Work instructions
Set down each record exactly as written.

= = = = =

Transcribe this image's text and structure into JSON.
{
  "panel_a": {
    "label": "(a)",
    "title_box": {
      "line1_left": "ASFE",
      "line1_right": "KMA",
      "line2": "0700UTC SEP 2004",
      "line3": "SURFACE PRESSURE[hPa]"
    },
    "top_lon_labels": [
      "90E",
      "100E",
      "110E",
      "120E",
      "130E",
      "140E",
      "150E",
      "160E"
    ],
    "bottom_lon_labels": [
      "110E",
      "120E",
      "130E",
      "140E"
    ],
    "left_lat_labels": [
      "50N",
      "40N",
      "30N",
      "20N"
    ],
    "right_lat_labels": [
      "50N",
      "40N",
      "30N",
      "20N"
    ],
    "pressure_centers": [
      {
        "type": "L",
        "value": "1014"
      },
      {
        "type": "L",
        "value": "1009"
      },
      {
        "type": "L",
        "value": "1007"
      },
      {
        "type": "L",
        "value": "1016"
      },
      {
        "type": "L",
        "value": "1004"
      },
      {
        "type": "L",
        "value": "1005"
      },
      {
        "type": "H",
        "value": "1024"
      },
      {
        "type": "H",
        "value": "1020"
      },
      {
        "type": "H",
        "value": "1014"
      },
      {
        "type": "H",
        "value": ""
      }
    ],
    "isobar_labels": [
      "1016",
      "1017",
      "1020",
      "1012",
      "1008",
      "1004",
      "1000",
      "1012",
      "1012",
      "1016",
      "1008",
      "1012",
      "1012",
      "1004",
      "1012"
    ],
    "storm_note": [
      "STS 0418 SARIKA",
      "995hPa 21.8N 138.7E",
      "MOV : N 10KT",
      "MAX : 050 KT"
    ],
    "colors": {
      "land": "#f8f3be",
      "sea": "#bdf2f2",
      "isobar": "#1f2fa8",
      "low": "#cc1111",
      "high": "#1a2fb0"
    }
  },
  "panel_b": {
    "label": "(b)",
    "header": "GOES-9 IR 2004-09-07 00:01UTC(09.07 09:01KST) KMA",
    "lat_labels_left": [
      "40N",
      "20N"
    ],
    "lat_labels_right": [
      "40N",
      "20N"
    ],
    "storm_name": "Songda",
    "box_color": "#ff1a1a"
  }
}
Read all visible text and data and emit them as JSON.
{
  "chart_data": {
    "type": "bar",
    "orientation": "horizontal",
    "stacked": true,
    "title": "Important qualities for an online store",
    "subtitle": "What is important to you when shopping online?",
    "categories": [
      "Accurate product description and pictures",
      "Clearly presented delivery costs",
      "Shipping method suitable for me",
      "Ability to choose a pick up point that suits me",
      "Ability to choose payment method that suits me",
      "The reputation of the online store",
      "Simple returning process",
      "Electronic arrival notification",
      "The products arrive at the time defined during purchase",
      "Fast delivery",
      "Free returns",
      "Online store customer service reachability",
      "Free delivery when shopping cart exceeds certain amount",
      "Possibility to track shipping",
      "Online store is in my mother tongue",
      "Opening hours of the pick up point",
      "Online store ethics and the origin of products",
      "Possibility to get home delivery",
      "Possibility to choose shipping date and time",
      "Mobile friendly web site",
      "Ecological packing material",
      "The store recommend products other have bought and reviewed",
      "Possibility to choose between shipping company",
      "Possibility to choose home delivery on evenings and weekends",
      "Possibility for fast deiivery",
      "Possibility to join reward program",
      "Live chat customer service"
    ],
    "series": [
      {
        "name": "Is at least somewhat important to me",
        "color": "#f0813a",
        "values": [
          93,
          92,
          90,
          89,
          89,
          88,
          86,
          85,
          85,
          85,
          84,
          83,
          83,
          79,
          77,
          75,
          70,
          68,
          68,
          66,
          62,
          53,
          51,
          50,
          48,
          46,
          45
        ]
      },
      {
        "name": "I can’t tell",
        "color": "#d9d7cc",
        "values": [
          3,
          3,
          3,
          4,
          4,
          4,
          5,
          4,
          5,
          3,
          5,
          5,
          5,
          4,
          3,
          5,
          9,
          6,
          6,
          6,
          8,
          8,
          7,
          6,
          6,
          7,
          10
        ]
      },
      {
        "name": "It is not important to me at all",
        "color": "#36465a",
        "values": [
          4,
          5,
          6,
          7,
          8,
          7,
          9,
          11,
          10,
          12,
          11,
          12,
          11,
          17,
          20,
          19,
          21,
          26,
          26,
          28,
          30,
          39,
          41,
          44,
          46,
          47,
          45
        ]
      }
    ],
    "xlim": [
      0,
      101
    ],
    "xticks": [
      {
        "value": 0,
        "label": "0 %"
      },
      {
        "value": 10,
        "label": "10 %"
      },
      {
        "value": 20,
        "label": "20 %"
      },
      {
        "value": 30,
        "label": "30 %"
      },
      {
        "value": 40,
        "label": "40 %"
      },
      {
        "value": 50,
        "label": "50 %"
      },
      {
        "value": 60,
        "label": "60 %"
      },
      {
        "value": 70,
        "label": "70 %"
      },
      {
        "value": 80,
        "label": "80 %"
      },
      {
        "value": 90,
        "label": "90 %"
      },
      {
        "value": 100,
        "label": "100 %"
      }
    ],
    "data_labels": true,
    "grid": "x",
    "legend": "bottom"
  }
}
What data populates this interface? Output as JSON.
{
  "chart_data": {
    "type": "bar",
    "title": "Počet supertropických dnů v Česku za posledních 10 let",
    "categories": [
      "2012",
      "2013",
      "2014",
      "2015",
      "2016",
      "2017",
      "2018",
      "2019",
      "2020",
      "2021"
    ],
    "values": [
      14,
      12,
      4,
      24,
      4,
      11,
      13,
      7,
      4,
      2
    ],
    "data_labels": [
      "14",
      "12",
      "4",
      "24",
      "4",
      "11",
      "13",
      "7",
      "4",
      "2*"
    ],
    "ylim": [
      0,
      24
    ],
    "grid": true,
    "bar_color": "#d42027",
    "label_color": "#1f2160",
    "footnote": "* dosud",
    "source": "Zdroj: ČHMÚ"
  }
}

= = = = =

Exercise solution
Transcribe this image's text and structure into JSON.
{
  "panel_a": {
    "label": "(a)",
    "title_box": {
      "line1_left": "ASFE",
      "line1_right": "KMA",
      "line2": "0700UTC SEP 2004",
      "line3": "SURFACE PRESSURE[hPa]"
    },
    "top_lon_labels": [
      "90E",
      "100E",
      "110E",
      "120E",
      "130E",
      "140E",
      "150E",
      "160E"
    ],
    "bottom_lon_labels": [
      "110E",
      "120E",
      "130E",
      "140E"
    ],
    "left_lat_labels": [
      "50N",
      "40N",
      "30N",
      "20N"
    ],
    "right_lat_labels": [
      "50N",
      "40N",
      "30N",
      "20N"
    ],
    "pressure_centers": [
      {
        "type": "L",
        "value": "1014"
      },
      {
        "type": "L",
        "value": "1009"
      },
      {
        "type": "L",
        "value": "1007"
      },
      {
        "type": "L",
        "value": "1016"
      },
      {
        "type": "L",
        "value": "1004"
      },
      {
        "type": "L",
        "value": "1005"
      },
      {
        "type": "H",
        "value": "1024"
      },
      {
        "type": "H",
        "value": "1020"
      },
      {
        "type": "H",
        "value": "1014"
      },
      {
        "type": "H",
        "value": ""
      }
    ],
    "isobar_labels": [
      "1016",
      "1017",
      "1020",
      "1012",
      "1008",
      "1004",
      "1000",
      "1012",
      "1012",
      "1016",
      "1008",
      "1012",
      "1012",
      "1004",
      "1012"
    ],
    "storm_note": [
      "STS 0418 SARIKA",
      "995hPa 21.8N 138.7E",
      "MOV : N 10KT",
      "MAX : 050 KT"
    ],
    "colors": {
      "land": "#f8f3be",
      "sea": "#bdf2f2",
      "isobar": "#1f2fa8",
      "low": "#cc1111",
      "high": "#1a2fb0"
    }
  },
  "panel_b": {
    "label": "(b)",
    "header": "GOES-9 IR 2004-09-07 00:01UTC(09.07 09:01KST) KMA",
    "lat_labels_left": [
      "40N",
      "20N"
    ],
    "lat_labels_right": [
      "40N",
      "20N"
    ],
    "storm_name": "Songda",
    "box_color": "#ff1a1a"
  }
}
Read all visible text and data and emit them as JSON.
{
  "chart_data": {
    "type": "bar",
    "orientation": "horizontal",
    "stacked": true,
    "title": "Important qualities for an online store",
    "subtitle": "What is important to you when shopping online?",
    "categories": [
      "Accurate product description and pictures",
      "Clearly presented delivery costs",
      "Shipping method suitable for me",
      "Ability to choose a pick up point that suits me",
      "Ability to choose payment method that suits me",
      "The reputation of the online store",
      "Simple returning process",
      "Electronic arrival notification",
      "The products arrive at the time defined during purchase",
      "Fast delivery",
      "Free returns",
      "Online store customer service reachability",
      "Free delivery when shopping cart exceeds certain amount",
      "Possibility to track shipping",
      "Online store is in my mother tongue",
      "Opening hours of the pick up point",
      "Online store ethics and the origin of products",
      "Possibility to get home delivery",
      "Possibility to choose shipping date and time",
      "Mobile friendly web site",
      "Ecological packing material",
      "The store recommend products other have bought and reviewed",
      "Possibility to choose between shipping company",
      "Possibility to choose home delivery on evenings and weekends",
      "Possibility for fast deiivery",
      "Possibility to join reward program",
      "Live chat customer service"
    ],
    "series": [
      {
        "name": "Is at least somewhat important to me",
        "color": "#f0813a",
        "values": [
          93,
          92,
          90,
          89,
          89,
          88,
          86,
          85,
          85,
          85,
          84,
          83,
          83,
          79,
          77,
          75,
          70,
          68,
          68,
          66,
          62,
          53,
          51,
          50,
          48,
          46,
          45
        ]
      },
      {
        "name": "I can’t tell",
        "color": "#d9d7cc",
        "values": [
          3,
          3,
          3,
          4,
          4,
          4,
          5,
          4,
          5,
          3,
          5,
          5,
          5,
          4,
          3,
          5,
          9,
          6,
          6,
          6,
          8,
          8,
          7,
          6,
          6,
          7,
          10
        ]
      },
      {
        "name": "It is not important to me at all",
        "color": "#36465a",
        "values": [
          4,
          5,
          6,
          7,
          8,
          7,
          9,
          11,
          10,
          12,
          11,
          12,
          11,
          17,
          20,
          19,
          21,
          26,
          26,
          28,
          30,
          39,
          41,
          44,
          46,
          47,
          45
        ]
      }
    ],
    "xlim": [
      0,
      101
    ],
    "xticks": [
      {
        "value": 0,
        "label": "0 %"
      },
      {
        "value": 10,
        "label": "10 %"
      },
      {
        "value": 20,
        "label": "20 %"
      },
      {
        "value": 30,
        "label": "30 %"
      },
      {
        "value": 40,
        "label": "40 %"
      },
      {
        "value": 50,
        "label": "50 %"
      },
      {
        "value": 60,
        "label": "60 %"
      },
      {
        "value": 70,
        "label": "70 %"
      },
      {
        "value": 80,
        "label": "80 %"
      },
      {
        "value": 90,
        "label": "90 %"
      },
      {
        "value": 100,
        "label": "100 %"
      }
    ],
    "data_labels": true,
    "grid": "x",
    "legend": "bottom"
  }
}
What data populates this interface? Output as JSON.
{
  "chart_data": {
    "type": "bar",
    "title": "Počet supertropických dnů v Česku za posledních 10 let",
    "categories": [
      "2012",
      "2013",
      "2014",
      "2015",
      "2016",
      "2017",
      "2018",
      "2019",
      "2020",
      "2021"
    ],
    "values": [
      14,
      12,
      4,
      24,
      4,
      11,
      13,
      7,
      4,
      2
    ],
    "data_labels": [
      "14",
      "12",
      "4",
      "24",
      "4",
      "11",
      "13",
      "7",
      "4",
      "2*"
    ],
    "ylim": [
      0,
      24
    ],
    "grid": true,
    "bar_color": "#d42027",
    "label_color": "#1f2160",
    "footnote": "* dosud",
    "source": "Zdroj: ČHMÚ"
  }
}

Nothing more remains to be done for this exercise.